> _THE EXERCISE_
From the listing below, pull out the lines that hold "SMART".

━━━━━━━━

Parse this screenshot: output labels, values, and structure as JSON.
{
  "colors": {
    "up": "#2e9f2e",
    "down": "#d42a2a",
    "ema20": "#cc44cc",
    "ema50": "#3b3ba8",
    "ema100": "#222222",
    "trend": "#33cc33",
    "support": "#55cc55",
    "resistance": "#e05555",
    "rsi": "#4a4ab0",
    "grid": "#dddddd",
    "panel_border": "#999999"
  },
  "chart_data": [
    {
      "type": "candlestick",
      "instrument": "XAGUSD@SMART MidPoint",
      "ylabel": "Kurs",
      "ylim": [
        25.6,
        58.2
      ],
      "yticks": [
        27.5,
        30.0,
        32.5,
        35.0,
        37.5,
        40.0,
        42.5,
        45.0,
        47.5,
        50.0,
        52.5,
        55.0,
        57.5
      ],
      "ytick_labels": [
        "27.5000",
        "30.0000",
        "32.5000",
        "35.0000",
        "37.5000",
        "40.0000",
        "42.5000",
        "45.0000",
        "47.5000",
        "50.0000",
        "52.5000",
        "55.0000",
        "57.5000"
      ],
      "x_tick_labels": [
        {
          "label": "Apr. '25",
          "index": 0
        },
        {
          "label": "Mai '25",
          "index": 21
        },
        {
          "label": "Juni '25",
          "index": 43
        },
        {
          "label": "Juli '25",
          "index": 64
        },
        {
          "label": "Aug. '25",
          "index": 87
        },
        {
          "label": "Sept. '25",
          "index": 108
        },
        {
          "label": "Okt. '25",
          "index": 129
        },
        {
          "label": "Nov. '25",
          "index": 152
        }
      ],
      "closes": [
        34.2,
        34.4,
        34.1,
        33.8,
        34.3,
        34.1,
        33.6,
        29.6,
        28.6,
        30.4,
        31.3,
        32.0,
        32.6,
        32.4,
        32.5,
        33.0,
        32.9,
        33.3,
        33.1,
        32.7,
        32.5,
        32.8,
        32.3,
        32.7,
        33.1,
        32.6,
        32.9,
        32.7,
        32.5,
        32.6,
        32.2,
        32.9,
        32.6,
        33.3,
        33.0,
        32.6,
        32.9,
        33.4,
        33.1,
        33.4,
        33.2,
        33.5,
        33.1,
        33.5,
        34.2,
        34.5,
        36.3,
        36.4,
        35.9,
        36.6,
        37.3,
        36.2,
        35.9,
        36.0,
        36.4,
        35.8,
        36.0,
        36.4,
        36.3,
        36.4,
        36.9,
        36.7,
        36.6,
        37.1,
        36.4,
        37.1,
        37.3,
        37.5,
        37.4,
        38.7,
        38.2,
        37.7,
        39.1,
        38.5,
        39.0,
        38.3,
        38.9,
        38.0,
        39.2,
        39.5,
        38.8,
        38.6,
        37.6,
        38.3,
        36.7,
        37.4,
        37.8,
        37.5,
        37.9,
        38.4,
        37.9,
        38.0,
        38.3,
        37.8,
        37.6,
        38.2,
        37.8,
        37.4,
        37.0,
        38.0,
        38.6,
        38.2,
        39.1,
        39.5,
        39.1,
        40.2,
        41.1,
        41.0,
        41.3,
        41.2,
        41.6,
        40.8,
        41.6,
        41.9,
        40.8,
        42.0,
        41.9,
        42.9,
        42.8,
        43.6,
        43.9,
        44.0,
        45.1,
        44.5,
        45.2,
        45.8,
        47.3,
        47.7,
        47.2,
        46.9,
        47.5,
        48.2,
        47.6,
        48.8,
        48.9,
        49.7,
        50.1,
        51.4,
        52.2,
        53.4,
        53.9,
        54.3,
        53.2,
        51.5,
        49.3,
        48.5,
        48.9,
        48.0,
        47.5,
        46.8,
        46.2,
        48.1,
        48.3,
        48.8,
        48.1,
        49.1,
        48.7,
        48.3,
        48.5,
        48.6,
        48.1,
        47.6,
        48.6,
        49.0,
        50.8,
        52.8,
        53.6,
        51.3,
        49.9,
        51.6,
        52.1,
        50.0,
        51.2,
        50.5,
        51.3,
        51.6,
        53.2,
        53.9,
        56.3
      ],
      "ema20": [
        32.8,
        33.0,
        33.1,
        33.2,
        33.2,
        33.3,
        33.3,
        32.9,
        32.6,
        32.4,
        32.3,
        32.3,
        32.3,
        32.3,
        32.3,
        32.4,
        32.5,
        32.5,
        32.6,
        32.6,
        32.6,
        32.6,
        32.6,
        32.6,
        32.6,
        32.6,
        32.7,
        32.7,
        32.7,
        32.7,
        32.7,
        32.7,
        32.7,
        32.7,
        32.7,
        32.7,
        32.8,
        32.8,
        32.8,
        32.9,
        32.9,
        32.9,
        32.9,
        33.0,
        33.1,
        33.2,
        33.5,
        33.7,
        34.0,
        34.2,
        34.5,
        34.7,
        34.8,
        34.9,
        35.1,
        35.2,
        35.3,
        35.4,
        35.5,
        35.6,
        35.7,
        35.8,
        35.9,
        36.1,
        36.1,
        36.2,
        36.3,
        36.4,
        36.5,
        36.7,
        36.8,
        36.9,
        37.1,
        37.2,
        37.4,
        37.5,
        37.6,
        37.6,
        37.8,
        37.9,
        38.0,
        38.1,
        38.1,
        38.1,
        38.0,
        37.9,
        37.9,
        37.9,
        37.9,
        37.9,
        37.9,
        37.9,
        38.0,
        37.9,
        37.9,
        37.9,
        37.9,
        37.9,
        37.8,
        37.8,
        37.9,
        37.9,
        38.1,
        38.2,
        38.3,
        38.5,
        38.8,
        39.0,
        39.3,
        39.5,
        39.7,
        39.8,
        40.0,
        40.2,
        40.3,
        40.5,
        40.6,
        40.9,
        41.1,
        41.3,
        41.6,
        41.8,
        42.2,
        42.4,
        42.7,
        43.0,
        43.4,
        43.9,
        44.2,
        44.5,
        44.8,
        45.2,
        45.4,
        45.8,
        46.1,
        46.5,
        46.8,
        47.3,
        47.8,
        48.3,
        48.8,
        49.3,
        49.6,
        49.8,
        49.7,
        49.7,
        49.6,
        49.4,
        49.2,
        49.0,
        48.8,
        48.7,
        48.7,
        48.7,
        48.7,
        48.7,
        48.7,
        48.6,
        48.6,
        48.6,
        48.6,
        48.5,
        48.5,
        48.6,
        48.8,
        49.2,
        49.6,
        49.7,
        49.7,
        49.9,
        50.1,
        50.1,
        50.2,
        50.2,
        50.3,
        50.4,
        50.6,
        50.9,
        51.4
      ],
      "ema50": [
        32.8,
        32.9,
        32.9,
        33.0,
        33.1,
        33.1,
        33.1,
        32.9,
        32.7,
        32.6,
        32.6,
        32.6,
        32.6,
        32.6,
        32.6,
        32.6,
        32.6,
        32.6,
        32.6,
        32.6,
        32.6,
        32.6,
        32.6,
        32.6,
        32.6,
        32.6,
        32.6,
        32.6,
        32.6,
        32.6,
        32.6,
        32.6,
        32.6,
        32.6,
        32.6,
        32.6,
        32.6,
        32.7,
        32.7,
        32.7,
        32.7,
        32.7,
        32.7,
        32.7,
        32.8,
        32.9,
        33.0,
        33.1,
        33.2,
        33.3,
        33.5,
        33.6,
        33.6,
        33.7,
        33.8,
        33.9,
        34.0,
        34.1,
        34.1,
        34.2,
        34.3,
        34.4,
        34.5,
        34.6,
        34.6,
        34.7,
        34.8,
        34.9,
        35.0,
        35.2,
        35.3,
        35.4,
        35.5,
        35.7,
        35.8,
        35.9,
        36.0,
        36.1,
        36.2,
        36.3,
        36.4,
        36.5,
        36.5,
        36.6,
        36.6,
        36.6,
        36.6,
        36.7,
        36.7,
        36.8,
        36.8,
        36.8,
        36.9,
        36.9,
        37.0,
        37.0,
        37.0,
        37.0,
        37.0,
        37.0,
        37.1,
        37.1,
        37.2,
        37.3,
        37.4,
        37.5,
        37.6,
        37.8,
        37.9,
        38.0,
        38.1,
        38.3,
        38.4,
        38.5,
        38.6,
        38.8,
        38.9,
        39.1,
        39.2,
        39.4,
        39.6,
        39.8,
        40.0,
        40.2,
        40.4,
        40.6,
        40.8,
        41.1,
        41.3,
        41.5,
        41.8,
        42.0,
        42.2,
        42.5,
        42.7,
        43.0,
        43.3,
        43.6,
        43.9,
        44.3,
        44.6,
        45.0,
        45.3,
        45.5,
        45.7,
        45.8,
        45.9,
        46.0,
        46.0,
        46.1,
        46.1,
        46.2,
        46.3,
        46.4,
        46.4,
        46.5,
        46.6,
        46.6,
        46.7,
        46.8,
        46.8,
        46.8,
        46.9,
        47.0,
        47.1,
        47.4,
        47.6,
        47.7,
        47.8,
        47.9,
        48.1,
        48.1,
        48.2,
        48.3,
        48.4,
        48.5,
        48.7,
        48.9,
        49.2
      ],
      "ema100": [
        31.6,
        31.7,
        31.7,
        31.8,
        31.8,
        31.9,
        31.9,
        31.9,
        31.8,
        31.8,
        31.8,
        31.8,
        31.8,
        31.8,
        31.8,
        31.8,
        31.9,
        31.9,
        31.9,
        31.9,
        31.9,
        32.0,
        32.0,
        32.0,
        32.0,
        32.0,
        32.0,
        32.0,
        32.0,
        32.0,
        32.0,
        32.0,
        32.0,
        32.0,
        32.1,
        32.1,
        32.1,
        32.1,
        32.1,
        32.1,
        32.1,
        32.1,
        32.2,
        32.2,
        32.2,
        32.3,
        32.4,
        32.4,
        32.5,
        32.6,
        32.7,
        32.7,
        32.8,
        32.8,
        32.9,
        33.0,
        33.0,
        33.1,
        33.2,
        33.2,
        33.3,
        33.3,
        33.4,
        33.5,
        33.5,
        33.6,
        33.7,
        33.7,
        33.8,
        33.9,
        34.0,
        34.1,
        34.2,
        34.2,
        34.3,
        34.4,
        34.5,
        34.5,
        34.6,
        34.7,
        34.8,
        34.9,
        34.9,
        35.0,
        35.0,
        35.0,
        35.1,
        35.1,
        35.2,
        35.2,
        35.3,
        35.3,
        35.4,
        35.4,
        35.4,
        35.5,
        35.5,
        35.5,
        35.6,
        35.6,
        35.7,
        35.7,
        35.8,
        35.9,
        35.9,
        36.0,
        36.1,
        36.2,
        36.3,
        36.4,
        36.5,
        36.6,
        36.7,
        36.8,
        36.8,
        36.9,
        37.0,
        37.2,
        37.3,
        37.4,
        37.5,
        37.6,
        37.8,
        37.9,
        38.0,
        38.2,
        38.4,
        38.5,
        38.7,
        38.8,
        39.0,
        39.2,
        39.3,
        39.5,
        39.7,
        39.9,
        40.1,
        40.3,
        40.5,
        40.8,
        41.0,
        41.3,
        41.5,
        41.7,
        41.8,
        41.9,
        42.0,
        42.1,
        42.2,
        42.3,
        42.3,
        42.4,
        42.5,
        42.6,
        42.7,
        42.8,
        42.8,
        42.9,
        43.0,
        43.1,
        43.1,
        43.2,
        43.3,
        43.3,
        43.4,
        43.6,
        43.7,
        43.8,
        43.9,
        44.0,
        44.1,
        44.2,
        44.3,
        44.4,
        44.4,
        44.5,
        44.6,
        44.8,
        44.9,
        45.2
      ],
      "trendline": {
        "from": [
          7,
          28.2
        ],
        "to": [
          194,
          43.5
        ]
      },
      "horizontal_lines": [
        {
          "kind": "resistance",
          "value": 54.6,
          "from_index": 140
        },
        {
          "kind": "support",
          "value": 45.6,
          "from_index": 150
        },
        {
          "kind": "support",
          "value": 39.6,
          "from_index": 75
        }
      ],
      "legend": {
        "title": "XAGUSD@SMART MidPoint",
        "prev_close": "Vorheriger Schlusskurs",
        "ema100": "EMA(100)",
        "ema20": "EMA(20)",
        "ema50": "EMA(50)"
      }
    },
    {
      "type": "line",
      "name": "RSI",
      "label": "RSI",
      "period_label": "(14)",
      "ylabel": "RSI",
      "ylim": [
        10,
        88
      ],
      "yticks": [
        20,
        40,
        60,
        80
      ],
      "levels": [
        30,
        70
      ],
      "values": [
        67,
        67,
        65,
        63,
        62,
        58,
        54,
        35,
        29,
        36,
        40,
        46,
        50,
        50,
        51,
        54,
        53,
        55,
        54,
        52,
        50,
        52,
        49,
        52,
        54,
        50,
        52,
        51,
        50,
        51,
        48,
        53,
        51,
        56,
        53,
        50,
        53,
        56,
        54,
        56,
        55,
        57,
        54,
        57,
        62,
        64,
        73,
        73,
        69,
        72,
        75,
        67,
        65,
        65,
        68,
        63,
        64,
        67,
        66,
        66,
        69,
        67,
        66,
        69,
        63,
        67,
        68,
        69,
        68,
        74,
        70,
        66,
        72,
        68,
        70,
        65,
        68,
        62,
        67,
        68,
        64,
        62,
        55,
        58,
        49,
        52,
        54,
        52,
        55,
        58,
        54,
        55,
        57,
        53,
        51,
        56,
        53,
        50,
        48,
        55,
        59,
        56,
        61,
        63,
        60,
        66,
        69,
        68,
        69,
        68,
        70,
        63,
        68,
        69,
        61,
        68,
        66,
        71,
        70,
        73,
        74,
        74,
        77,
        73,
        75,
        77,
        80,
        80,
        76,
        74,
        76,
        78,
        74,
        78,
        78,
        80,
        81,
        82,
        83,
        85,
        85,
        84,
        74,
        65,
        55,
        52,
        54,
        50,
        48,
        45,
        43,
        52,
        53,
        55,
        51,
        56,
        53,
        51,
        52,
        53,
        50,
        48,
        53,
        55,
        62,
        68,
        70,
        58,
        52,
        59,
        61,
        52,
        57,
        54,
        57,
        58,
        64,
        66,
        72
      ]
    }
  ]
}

━━━━━━━━

> _TASK RESPONSE_
      "instrument": "XAGUSD@SMART MidPoint",
        "title": "XAGUSD@SMART MidPoint",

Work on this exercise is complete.